Rewrite the data below, swapping "UI elements" for "interface elements" everywhere and leaving the rest as it is. Omit the pictures from your answer.

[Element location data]

==============================

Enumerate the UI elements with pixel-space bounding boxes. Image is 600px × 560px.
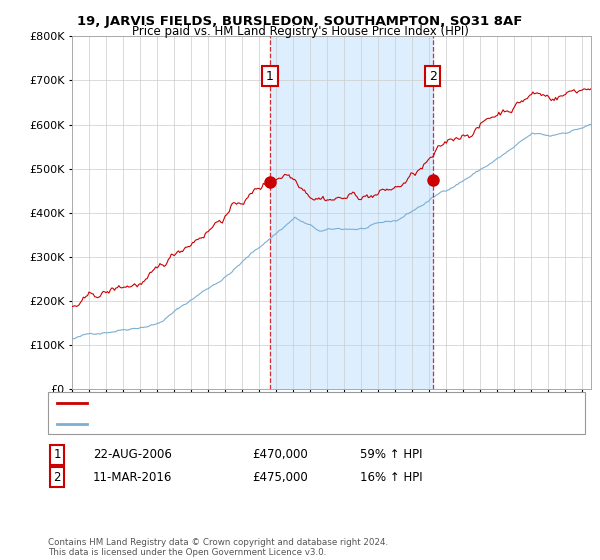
Text: 59% ↑ HPI: 59% ↑ HPI — [360, 448, 422, 461]
Text: £470,000: £470,000 — [252, 448, 308, 461]
Text: 11-MAR-2016: 11-MAR-2016 — [93, 470, 172, 484]
Text: HPI: Average price, detached house, Eastleigh: HPI: Average price, detached house, East… — [93, 418, 334, 428]
Text: 2: 2 — [428, 69, 437, 82]
Text: 22-AUG-2006: 22-AUG-2006 — [93, 448, 172, 461]
Text: Contains HM Land Registry data © Crown copyright and database right 2024.
This d: Contains HM Land Registry data © Crown c… — [48, 538, 388, 557]
Bar — [583, 36, 591, 389]
Bar — [270, 36, 433, 389]
Text: 16% ↑ HPI: 16% ↑ HPI — [360, 470, 422, 484]
Text: Price paid vs. HM Land Registry's House Price Index (HPI): Price paid vs. HM Land Registry's House … — [131, 25, 469, 38]
Text: 19, JARVIS FIELDS, BURSLEDON, SOUTHAMPTON, SO31 8AF (detached house): 19, JARVIS FIELDS, BURSLEDON, SOUTHAMPTO… — [93, 398, 496, 408]
Text: £475,000: £475,000 — [252, 470, 308, 484]
Text: 2: 2 — [53, 470, 61, 484]
Text: 1: 1 — [53, 448, 61, 461]
Text: 1: 1 — [266, 69, 274, 82]
Text: 19, JARVIS FIELDS, BURSLEDON, SOUTHAMPTON, SO31 8AF: 19, JARVIS FIELDS, BURSLEDON, SOUTHAMPTO… — [77, 15, 523, 27]
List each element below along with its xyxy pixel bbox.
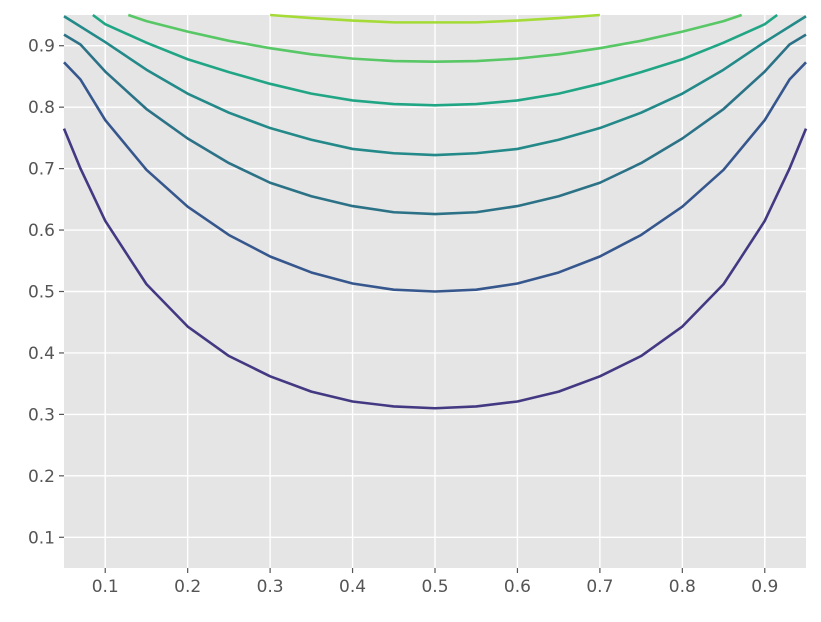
y-tick-label: 0.6 <box>28 221 55 241</box>
contour-line-1 <box>62 128 808 410</box>
y-tick-label: 0.3 <box>28 405 55 425</box>
axis-ticks: 0.1 0.2 0.3 0.4 0.5 0.6 0.7 0.8 0.9 0.1 0.2 0.3 0.4 0… <box>28 37 778 597</box>
y-tick-label: 0.2 <box>28 467 55 487</box>
y-tick-label: 0.5 <box>28 283 55 303</box>
contour-line-7 <box>270 13 600 24</box>
x-tick-label: 0.1 <box>92 577 119 597</box>
contour-line-3 <box>63 33 807 216</box>
y-tick-label: 0.1 <box>28 528 55 548</box>
x-tick-label: 0.9 <box>751 577 778 597</box>
contour-line-6 <box>127 13 743 64</box>
contour-line-5 <box>92 13 778 107</box>
y-tick-label: 0.9 <box>28 37 55 57</box>
y-tick-label: 0.7 <box>28 160 55 180</box>
contour-line-4 <box>63 15 807 157</box>
x-tick-label: 0.4 <box>339 577 366 597</box>
contour-lines <box>62 13 808 410</box>
x-tick-label: 0.8 <box>669 577 696 597</box>
y-tick-label: 0.4 <box>28 344 55 364</box>
x-tick-label: 0.7 <box>586 577 613 597</box>
y-tick-label: 0.8 <box>28 98 55 118</box>
x-tick-label: 0.5 <box>421 577 448 597</box>
x-tick-label: 0.6 <box>504 577 531 597</box>
x-tick-label: 0.3 <box>257 577 284 597</box>
x-tick-label: 0.2 <box>174 577 201 597</box>
contour-line-2 <box>63 61 807 293</box>
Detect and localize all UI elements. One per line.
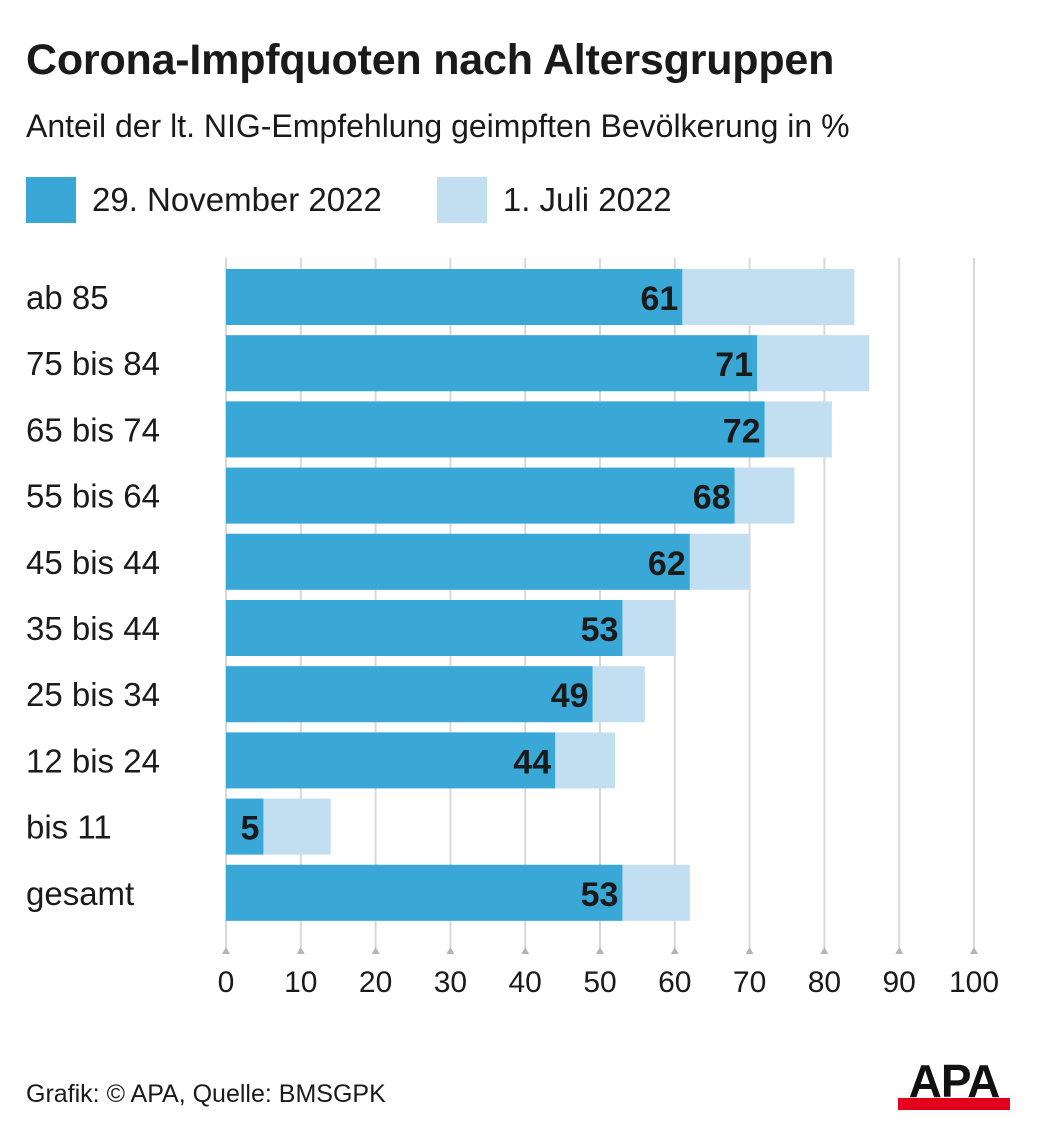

==============================

Exercise solution:
Enumerate the interface elements with pixel-space bounding boxes. Image is 600px × 560px.
Text: 59% ↑ HPI: 59% ↑ HPI — [360, 448, 422, 461]
Text: £470,000: £470,000 — [252, 448, 308, 461]
Text: 11-MAR-2016: 11-MAR-2016 — [93, 470, 172, 484]
Text: HPI: Average price, detached house, Eastleigh: HPI: Average price, detached house, East… — [93, 418, 334, 428]
Text: 2: 2 — [428, 69, 437, 82]
Text: 22-AUG-2006: 22-AUG-2006 — [93, 448, 172, 461]
Text: Contains HM Land Registry data © Crown copyright and database right 2024.
This d: Contains HM Land Registry data © Crown c… — [48, 538, 388, 557]
Bar — [583, 36, 591, 389]
Bar — [270, 36, 433, 389]
Text: 16% ↑ HPI: 16% ↑ HPI — [360, 470, 422, 484]
Text: Price paid vs. HM Land Registry's House Price Index (HPI): Price paid vs. HM Land Registry's House … — [131, 25, 469, 38]
Text: 19, JARVIS FIELDS, BURSLEDON, SOUTHAMPTON, SO31 8AF (detached house): 19, JARVIS FIELDS, BURSLEDON, SOUTHAMPTO… — [93, 398, 496, 408]
Text: £475,000: £475,000 — [252, 470, 308, 484]
Text: 2: 2 — [53, 470, 61, 484]
Text: 1: 1 — [53, 448, 61, 461]
Text: 1: 1 — [266, 69, 274, 82]
Text: 19, JARVIS FIELDS, BURSLEDON, SOUTHAMPTON, SO31 8AF: 19, JARVIS FIELDS, BURSLEDON, SOUTHAMPTO… — [77, 15, 523, 27]
List each element below along with its xyxy pixel bbox.
y-tick-label: 0.6 <box>28 221 55 241</box>
contour-line-1 <box>62 128 808 410</box>
y-tick-label: 0.3 <box>28 405 55 425</box>
axis-ticks: 0.1 0.2 0.3 0.4 0.5 0.6 0.7 0.8 0.9 0.1 0.2 0.3 0.4 0… <box>28 37 778 597</box>
y-tick-label: 0.2 <box>28 467 55 487</box>
y-tick-label: 0.5 <box>28 283 55 303</box>
contour-line-7 <box>270 13 600 24</box>
x-tick-label: 0.1 <box>92 577 119 597</box>
contour-line-3 <box>63 33 807 216</box>
y-tick-label: 0.1 <box>28 528 55 548</box>
x-tick-label: 0.9 <box>751 577 778 597</box>
contour-line-6 <box>127 13 743 64</box>
contour-line-5 <box>92 13 778 107</box>
y-tick-label: 0.9 <box>28 37 55 57</box>
y-tick-label: 0.7 <box>28 160 55 180</box>
contour-line-4 <box>63 15 807 157</box>
x-tick-label: 0.4 <box>339 577 366 597</box>
contour-lines <box>62 13 808 410</box>
x-tick-label: 0.8 <box>669 577 696 597</box>
y-tick-label: 0.4 <box>28 344 55 364</box>
x-tick-label: 0.7 <box>586 577 613 597</box>
y-tick-label: 0.8 <box>28 98 55 118</box>
x-tick-label: 0.5 <box>421 577 448 597</box>
x-tick-label: 0.6 <box>504 577 531 597</box>
x-tick-label: 0.3 <box>257 577 284 597</box>
x-tick-label: 0.2 <box>174 577 201 597</box>
contour-line-2 <box>63 61 807 293</box>
Detect and localize all interface elements. One per line.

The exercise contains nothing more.